* _Data entries_
[start]

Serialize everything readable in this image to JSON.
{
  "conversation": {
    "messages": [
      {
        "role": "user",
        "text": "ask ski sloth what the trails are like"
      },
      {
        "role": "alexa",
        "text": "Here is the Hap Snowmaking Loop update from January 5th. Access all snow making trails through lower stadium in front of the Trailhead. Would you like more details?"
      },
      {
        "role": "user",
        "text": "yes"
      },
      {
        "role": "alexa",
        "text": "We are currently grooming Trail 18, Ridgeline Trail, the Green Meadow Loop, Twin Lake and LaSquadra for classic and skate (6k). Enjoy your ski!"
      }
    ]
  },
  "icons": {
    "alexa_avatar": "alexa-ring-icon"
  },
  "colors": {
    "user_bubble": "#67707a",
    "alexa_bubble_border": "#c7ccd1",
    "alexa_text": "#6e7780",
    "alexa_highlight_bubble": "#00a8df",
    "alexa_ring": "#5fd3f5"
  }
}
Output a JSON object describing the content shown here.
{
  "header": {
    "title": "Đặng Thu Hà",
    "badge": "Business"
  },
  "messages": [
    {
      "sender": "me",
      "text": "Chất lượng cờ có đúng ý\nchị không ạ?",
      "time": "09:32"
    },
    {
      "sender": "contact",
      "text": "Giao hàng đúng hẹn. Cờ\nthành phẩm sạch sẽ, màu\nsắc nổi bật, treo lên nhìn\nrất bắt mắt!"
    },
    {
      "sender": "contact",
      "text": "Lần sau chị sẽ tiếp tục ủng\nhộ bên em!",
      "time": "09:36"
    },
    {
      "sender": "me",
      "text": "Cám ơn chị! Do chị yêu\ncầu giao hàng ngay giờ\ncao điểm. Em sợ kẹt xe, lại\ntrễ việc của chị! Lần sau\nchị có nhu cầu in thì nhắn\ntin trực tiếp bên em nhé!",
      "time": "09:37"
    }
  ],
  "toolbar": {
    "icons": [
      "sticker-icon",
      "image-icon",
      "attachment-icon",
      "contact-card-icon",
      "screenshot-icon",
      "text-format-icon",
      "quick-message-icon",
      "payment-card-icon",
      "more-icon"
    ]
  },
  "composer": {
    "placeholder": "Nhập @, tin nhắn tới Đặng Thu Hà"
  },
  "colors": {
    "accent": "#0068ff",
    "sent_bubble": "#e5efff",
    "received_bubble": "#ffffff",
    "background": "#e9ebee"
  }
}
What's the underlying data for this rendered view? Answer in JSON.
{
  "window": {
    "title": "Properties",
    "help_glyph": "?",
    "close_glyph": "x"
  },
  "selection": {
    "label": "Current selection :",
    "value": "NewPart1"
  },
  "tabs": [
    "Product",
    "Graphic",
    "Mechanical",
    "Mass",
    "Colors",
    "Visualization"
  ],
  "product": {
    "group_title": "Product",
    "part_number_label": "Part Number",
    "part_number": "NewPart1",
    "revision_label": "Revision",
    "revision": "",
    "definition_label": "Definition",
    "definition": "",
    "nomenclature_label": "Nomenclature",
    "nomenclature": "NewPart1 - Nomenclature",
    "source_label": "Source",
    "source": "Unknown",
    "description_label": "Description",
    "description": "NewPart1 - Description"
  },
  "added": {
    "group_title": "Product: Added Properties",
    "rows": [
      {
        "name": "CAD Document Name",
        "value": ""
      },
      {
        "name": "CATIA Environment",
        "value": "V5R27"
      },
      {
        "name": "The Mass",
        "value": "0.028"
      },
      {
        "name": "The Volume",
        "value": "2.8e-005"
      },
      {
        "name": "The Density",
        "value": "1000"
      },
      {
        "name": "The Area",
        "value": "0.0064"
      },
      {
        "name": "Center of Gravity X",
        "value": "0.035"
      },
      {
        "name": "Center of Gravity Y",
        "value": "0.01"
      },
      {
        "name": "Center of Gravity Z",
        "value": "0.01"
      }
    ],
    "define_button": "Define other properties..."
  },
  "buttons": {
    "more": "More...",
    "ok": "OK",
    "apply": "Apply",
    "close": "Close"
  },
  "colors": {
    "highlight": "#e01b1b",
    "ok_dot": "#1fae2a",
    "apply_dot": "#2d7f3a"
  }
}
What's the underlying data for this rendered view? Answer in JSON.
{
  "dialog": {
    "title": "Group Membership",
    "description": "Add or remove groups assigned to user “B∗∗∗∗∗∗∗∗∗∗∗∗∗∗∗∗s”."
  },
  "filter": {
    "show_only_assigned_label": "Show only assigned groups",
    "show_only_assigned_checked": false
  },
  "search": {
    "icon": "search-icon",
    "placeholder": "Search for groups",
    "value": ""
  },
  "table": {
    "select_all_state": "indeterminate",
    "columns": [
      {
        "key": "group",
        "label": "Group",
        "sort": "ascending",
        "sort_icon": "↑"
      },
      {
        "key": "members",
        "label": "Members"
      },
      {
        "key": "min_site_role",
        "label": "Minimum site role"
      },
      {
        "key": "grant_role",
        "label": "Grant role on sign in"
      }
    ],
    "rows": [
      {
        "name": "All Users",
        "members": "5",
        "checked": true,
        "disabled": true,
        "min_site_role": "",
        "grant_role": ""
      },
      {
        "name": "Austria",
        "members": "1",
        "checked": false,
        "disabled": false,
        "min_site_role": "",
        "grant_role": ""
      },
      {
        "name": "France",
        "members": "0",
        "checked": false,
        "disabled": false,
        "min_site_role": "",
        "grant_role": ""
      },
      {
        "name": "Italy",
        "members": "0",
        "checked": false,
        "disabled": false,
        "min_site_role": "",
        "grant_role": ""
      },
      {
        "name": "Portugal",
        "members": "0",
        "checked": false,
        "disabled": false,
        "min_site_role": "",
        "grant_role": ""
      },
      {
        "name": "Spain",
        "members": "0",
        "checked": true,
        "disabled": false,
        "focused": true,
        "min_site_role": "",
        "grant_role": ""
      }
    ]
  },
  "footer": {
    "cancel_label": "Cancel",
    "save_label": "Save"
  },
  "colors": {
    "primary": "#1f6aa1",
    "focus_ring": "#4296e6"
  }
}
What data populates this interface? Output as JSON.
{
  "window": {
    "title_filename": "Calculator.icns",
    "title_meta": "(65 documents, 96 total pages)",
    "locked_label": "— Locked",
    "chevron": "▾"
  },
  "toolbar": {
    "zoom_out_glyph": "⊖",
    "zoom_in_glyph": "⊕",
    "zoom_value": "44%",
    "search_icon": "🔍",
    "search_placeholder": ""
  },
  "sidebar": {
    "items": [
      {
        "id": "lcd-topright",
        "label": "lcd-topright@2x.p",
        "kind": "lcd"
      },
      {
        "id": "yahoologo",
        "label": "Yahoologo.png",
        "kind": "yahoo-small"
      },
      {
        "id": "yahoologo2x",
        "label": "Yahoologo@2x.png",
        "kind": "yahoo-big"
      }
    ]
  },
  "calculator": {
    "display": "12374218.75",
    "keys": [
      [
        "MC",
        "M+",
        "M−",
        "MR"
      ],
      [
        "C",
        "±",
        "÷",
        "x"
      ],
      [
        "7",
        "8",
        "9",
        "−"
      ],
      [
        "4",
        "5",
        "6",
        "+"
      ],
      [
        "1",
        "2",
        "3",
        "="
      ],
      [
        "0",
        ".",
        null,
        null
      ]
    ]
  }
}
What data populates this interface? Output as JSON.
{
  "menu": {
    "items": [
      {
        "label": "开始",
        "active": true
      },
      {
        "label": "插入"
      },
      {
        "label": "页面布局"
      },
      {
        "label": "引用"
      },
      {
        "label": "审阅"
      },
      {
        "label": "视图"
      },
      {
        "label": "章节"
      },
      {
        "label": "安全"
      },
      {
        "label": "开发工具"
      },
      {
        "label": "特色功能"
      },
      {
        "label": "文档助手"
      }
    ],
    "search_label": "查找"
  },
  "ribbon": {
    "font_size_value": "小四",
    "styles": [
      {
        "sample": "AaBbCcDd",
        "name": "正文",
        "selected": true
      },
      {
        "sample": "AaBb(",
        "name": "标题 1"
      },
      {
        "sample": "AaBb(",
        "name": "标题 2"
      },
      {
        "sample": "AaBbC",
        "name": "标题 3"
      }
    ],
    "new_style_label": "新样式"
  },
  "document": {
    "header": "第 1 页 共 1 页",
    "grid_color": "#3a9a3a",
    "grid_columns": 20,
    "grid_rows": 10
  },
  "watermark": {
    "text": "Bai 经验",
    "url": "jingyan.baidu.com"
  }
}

[end]

* _Your objective_
Go through the records. Copy each line where "tiếp" appears.

* _Reply_
      "text": "Lần sau chị sẽ tiếp tục ủng\nhộ bên em!",
      "text": "Cám ơn chị! Do chị yêu\ncầu giao hàng ngay giờ\ncao điểm. Em sợ kẹt xe, lại\ntrễ việc của chị! Lần sau\nchị có nhu cầu in thì nhắn\ntin trực tiếp bên em nhé!",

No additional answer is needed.